LISTED ENTRIES start

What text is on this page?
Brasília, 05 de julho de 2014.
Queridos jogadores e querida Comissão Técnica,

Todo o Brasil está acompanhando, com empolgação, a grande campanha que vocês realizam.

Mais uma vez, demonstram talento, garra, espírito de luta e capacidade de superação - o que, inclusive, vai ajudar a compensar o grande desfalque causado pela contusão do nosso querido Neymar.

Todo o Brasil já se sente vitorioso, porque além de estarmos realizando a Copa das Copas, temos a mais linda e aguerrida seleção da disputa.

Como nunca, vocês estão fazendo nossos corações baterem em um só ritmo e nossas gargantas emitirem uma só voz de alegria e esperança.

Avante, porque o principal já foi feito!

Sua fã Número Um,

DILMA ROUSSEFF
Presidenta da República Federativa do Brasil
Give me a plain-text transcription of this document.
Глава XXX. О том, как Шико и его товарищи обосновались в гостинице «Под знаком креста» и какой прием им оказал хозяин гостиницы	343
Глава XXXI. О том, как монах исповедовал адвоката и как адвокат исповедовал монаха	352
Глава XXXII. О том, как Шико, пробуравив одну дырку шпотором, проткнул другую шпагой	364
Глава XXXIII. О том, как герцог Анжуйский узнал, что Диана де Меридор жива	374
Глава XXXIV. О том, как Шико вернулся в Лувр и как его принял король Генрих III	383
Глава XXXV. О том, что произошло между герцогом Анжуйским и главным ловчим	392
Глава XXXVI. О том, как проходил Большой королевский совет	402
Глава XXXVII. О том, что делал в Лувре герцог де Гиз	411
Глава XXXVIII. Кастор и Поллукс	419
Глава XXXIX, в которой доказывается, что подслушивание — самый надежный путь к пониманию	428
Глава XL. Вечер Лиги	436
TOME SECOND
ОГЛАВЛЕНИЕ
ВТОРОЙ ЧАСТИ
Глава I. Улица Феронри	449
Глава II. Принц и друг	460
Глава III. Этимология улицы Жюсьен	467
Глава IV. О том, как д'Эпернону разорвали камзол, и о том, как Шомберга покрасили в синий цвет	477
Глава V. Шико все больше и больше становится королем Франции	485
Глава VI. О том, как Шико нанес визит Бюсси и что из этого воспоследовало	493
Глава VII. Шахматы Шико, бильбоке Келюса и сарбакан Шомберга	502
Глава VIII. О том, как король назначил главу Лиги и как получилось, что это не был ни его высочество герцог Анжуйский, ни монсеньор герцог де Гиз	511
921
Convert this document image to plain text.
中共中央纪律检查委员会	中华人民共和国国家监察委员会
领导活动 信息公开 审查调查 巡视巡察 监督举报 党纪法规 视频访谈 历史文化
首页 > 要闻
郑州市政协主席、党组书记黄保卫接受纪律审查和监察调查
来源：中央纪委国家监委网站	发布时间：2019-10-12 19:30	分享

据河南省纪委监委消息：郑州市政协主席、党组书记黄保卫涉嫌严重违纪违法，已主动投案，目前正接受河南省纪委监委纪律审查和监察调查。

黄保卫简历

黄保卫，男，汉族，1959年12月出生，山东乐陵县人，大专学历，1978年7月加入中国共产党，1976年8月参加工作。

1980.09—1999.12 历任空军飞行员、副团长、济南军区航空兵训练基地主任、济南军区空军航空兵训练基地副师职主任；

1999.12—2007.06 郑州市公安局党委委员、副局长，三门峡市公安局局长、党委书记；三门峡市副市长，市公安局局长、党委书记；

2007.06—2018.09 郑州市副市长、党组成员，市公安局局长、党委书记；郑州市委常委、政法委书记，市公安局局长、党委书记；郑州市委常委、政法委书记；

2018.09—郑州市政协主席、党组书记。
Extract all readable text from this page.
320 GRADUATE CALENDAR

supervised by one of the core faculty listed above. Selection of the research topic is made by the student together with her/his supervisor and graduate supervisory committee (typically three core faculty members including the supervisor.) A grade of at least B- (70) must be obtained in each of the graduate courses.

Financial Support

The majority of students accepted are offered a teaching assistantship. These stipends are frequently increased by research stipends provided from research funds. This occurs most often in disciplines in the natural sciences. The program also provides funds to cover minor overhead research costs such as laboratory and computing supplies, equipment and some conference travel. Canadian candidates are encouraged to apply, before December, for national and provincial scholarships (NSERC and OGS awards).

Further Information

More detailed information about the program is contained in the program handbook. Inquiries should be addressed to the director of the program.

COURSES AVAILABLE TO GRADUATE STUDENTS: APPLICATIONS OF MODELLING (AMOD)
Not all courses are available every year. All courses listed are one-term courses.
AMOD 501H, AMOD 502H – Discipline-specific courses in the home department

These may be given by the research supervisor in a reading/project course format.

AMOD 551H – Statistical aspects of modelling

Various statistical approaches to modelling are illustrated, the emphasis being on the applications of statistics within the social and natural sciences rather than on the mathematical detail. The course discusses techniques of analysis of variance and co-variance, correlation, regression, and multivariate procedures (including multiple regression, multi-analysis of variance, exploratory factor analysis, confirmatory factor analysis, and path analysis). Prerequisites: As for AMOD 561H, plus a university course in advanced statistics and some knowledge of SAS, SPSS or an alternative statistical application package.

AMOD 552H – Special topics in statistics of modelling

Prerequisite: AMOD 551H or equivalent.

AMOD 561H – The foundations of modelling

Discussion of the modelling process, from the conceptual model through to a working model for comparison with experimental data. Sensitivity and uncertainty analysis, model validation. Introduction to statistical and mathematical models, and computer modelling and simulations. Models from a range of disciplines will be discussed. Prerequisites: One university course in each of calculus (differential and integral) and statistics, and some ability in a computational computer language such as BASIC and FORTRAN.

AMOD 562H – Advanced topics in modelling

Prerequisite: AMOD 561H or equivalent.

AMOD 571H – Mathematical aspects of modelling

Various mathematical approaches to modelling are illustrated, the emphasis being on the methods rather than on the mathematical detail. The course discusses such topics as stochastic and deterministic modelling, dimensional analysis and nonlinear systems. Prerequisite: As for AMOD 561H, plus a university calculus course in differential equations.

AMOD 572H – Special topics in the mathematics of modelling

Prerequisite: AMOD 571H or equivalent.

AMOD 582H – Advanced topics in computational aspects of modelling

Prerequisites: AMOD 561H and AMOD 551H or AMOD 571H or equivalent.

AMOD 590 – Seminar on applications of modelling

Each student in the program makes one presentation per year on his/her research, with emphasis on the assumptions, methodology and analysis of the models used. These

LISTED ENTRIES end

● **PROBLEM TO WORK ON**
Using the exact wording, write out all of the records.

● **FINISHED TASK**
What text is on this page?
Brasília, 05 de julho de 2014.
Queridos jogadores e querida Comissão Técnica,

Todo o Brasil está acompanhando, com empolgação, a grande campanha que vocês realizam.

Mais uma vez, demonstram talento, garra, espírito de luta e capacidade de superação - o que, inclusive, vai ajudar a compensar o grande desfalque causado pela contusão do nosso querido Neymar.

Todo o Brasil já se sente vitorioso, porque além de estarmos realizando a Copa das Copas, temos a mais linda e aguerrida seleção da disputa.

Como nunca, vocês estão fazendo nossos corações baterem em um só ritmo e nossas gargantas emitirem uma só voz de alegria e esperança.

Avante, porque o principal já foi feito!

Sua fã Número Um,

DILMA ROUSSEFF
Presidenta da República Federativa do Brasil
Give me a plain-text transcription of this document.
Глава XXX. О том, как Шико и его товарищи обосновались в гостинице «Под знаком креста» и какой прием им оказал хозяин гостиницы	343
Глава XXXI. О том, как монах исповедовал адвоката и как адвокат исповедовал монаха	352
Глава XXXII. О том, как Шико, пробуравив одну дырку шпотором, проткнул другую шпагой	364
Глава XXXIII. О том, как герцог Анжуйский узнал, что Диана де Меридор жива	374
Глава XXXIV. О том, как Шико вернулся в Лувр и как его принял король Генрих III	383
Глава XXXV. О том, что произошло между герцогом Анжуйским и главным ловчим	392
Глава XXXVI. О том, как проходил Большой королевский совет	402
Глава XXXVII. О том, что делал в Лувре герцог де Гиз	411
Глава XXXVIII. Кастор и Поллукс	419
Глава XXXIX, в которой доказывается, что подслушивание — самый надежный путь к пониманию	428
Глава XL. Вечер Лиги	436
TOME SECOND
ОГЛАВЛЕНИЕ
ВТОРОЙ ЧАСТИ
Глава I. Улица Феронри	449
Глава II. Принц и друг	460
Глава III. Этимология улицы Жюсьен	467
Глава IV. О том, как д'Эпернону разорвали камзол, и о том, как Шомберга покрасили в синий цвет	477
Глава V. Шико все больше и больше становится королем Франции	485
Глава VI. О том, как Шико нанес визит Бюсси и что из этого воспоследовало	493
Глава VII. Шахматы Шико, бильбоке Келюса и сарбакан Шомберга	502
Глава VIII. О том, как король назначил главу Лиги и как получилось, что это не был ни его высочество герцог Анжуйский, ни монсеньор герцог де Гиз	511
921
Convert this document image to plain text.
中共中央纪律检查委员会	中华人民共和国国家监察委员会
领导活动 信息公开 审查调查 巡视巡察 监督举报 党纪法规 视频访谈 历史文化
首页 > 要闻
郑州市政协主席、党组书记黄保卫接受纪律审查和监察调查
来源：中央纪委国家监委网站	发布时间：2019-10-12 19:30	分享

据河南省纪委监委消息：郑州市政协主席、党组书记黄保卫涉嫌严重违纪违法，已主动投案，目前正接受河南省纪委监委纪律审查和监察调查。

黄保卫简历

黄保卫，男，汉族，1959年12月出生，山东乐陵县人，大专学历，1978年7月加入中国共产党，1976年8月参加工作。

1980.09—1999.12 历任空军飞行员、副团长、济南军区航空兵训练基地主任、济南军区空军航空兵训练基地副师职主任；

1999.12—2007.06 郑州市公安局党委委员、副局长，三门峡市公安局局长、党委书记；三门峡市副市长，市公安局局长、党委书记；

2007.06—2018.09 郑州市副市长、党组成员，市公安局局长、党委书记；郑州市委常委、政法委书记，市公安局局长、党委书记；郑州市委常委、政法委书记；

2018.09—郑州市政协主席、党组书记。
Extract all readable text from this page.
320 GRADUATE CALENDAR

supervised by one of the core faculty listed above. Selection of the research topic is made by the student together with her/his supervisor and graduate supervisory committee (typically three core faculty members including the supervisor.) A grade of at least B- (70) must be obtained in each of the graduate courses.

Financial Support

The majority of students accepted are offered a teaching assistantship. These stipends are frequently increased by research stipends provided from research funds. This occurs most often in disciplines in the natural sciences. The program also provides funds to cover minor overhead research costs such as laboratory and computing supplies, equipment and some conference travel. Canadian candidates are encouraged to apply, before December, for national and provincial scholarships (NSERC and OGS awards).

Further Information

More detailed information about the program is contained in the program handbook. Inquiries should be addressed to the director of the program.

COURSES AVAILABLE TO GRADUATE STUDENTS: APPLICATIONS OF MODELLING (AMOD)
Not all courses are available every year. All courses listed are one-term courses.
AMOD 501H, AMOD 502H – Discipline-specific courses in the home department

These may be given by the research supervisor in a reading/project course format.

AMOD 551H – Statistical aspects of modelling

Various statistical approaches to modelling are illustrated, the emphasis being on the applications of statistics within the social and natural sciences rather than on the mathematical detail. The course discusses techniques of analysis of variance and co-variance, correlation, regression, and multivariate procedures (including multiple regression, multi-analysis of variance, exploratory factor analysis, confirmatory factor analysis, and path analysis). Prerequisites: As for AMOD 561H, plus a university course in advanced statistics and some knowledge of SAS, SPSS or an alternative statistical application package.

AMOD 552H – Special topics in statistics of modelling

Prerequisite: AMOD 551H or equivalent.

AMOD 561H – The foundations of modelling

Discussion of the modelling process, from the conceptual model through to a working model for comparison with experimental data. Sensitivity and uncertainty analysis, model validation. Introduction to statistical and mathematical models, and computer modelling and simulations. Models from a range of disciplines will be discussed. Prerequisites: One university course in each of calculus (differential and integral) and statistics, and some ability in a computational computer language such as BASIC and FORTRAN.

AMOD 562H – Advanced topics in modelling

Prerequisite: AMOD 561H or equivalent.

AMOD 571H – Mathematical aspects of modelling

Various mathematical approaches to modelling are illustrated, the emphasis being on the methods rather than on the mathematical detail. The course discusses such topics as stochastic and deterministic modelling, dimensional analysis and nonlinear systems. Prerequisite: As for AMOD 561H, plus a university calculus course in differential equations.

AMOD 572H – Special topics in the mathematics of modelling

Prerequisite: AMOD 571H or equivalent.

AMOD 582H – Advanced topics in computational aspects of modelling

Prerequisites: AMOD 561H and AMOD 551H or AMOD 571H or equivalent.

AMOD 590 – Seminar on applications of modelling

Each student in the program makes one presentation per year on his/her research, with emphasis on the assumptions, methodology and analysis of the models used. These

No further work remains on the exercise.